[Begin Dataset entries]

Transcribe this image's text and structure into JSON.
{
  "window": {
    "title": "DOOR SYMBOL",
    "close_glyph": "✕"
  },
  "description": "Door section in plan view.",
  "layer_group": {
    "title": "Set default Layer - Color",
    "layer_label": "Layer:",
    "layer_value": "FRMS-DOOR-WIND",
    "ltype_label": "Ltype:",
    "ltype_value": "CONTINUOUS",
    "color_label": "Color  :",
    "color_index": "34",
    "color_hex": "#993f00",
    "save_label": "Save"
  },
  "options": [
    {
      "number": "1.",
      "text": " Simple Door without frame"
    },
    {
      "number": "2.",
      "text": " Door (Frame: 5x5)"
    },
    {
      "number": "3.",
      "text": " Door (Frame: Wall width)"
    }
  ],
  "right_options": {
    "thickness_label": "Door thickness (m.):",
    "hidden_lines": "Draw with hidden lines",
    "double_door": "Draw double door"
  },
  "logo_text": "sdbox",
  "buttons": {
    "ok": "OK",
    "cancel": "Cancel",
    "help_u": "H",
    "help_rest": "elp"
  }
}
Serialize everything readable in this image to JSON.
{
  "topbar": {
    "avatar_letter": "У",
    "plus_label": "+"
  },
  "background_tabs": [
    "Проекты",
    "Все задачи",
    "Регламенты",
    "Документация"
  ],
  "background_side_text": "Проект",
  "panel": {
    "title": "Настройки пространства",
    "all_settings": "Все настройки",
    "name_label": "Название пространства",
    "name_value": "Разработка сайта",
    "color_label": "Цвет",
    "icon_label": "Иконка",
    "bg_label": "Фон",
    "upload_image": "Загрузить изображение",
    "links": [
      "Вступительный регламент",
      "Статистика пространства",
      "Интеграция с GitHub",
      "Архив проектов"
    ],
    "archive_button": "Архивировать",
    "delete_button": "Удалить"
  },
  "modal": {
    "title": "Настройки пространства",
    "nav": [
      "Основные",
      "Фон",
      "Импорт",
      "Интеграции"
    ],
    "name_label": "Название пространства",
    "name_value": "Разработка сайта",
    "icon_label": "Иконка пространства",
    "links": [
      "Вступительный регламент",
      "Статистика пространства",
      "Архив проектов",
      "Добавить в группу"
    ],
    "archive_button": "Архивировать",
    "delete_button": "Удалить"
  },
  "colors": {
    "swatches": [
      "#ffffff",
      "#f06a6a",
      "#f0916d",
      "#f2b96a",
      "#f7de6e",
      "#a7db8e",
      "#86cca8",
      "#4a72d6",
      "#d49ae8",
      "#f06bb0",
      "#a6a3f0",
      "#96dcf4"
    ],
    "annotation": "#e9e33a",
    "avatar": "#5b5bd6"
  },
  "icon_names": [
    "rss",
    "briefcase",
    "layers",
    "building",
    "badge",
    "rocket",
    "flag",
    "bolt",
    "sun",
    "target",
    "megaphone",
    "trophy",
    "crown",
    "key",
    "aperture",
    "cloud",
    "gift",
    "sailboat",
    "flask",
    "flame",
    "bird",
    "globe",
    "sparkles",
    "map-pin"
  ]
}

[End Dataset entries]

Task details: Every line of the material must be returned exactly as it appears.

Answer:
Transcribe this image's text and structure into JSON.
{
  "window": {
    "title": "DOOR SYMBOL",
    "close_glyph": "✕"
  },
  "description": "Door section in plan view.",
  "layer_group": {
    "title": "Set default Layer - Color",
    "layer_label": "Layer:",
    "layer_value": "FRMS-DOOR-WIND",
    "ltype_label": "Ltype:",
    "ltype_value": "CONTINUOUS",
    "color_label": "Color  :",
    "color_index": "34",
    "color_hex": "#993f00",
    "save_label": "Save"
  },
  "options": [
    {
      "number": "1.",
      "text": " Simple Door without frame"
    },
    {
      "number": "2.",
      "text": " Door (Frame: 5x5)"
    },
    {
      "number": "3.",
      "text": " Door (Frame: Wall width)"
    }
  ],
  "right_options": {
    "thickness_label": "Door thickness (m.):",
    "hidden_lines": "Draw with hidden lines",
    "double_door": "Draw double door"
  },
  "logo_text": "sdbox",
  "buttons": {
    "ok": "OK",
    "cancel": "Cancel",
    "help_u": "H",
    "help_rest": "elp"
  }
}
Serialize everything readable in this image to JSON.
{
  "topbar": {
    "avatar_letter": "У",
    "plus_label": "+"
  },
  "background_tabs": [
    "Проекты",
    "Все задачи",
    "Регламенты",
    "Документация"
  ],
  "background_side_text": "Проект",
  "panel": {
    "title": "Настройки пространства",
    "all_settings": "Все настройки",
    "name_label": "Название пространства",
    "name_value": "Разработка сайта",
    "color_label": "Цвет",
    "icon_label": "Иконка",
    "bg_label": "Фон",
    "upload_image": "Загрузить изображение",
    "links": [
      "Вступительный регламент",
      "Статистика пространства",
      "Интеграция с GitHub",
      "Архив проектов"
    ],
    "archive_button": "Архивировать",
    "delete_button": "Удалить"
  },
  "modal": {
    "title": "Настройки пространства",
    "nav": [
      "Основные",
      "Фон",
      "Импорт",
      "Интеграции"
    ],
    "name_label": "Название пространства",
    "name_value": "Разработка сайта",
    "icon_label": "Иконка пространства",
    "links": [
      "Вступительный регламент",
      "Статистика пространства",
      "Архив проектов",
      "Добавить в группу"
    ],
    "archive_button": "Архивировать",
    "delete_button": "Удалить"
  },
  "colors": {
    "swatches": [
      "#ffffff",
      "#f06a6a",
      "#f0916d",
      "#f2b96a",
      "#f7de6e",
      "#a7db8e",
      "#86cca8",
      "#4a72d6",
      "#d49ae8",
      "#f06bb0",
      "#a6a3f0",
      "#96dcf4"
    ],
    "annotation": "#e9e33a",
    "avatar": "#5b5bd6"
  },
  "icon_names": [
    "rss",
    "briefcase",
    "layers",
    "building",
    "badge",
    "rocket",
    "flag",
    "bolt",
    "sun",
    "target",
    "megaphone",
    "trophy",
    "crown",
    "key",
    "aperture",
    "cloud",
    "gift",
    "sailboat",
    "flask",
    "flame",
    "bird",
    "globe",
    "sparkles",
    "map-pin"
  ]
}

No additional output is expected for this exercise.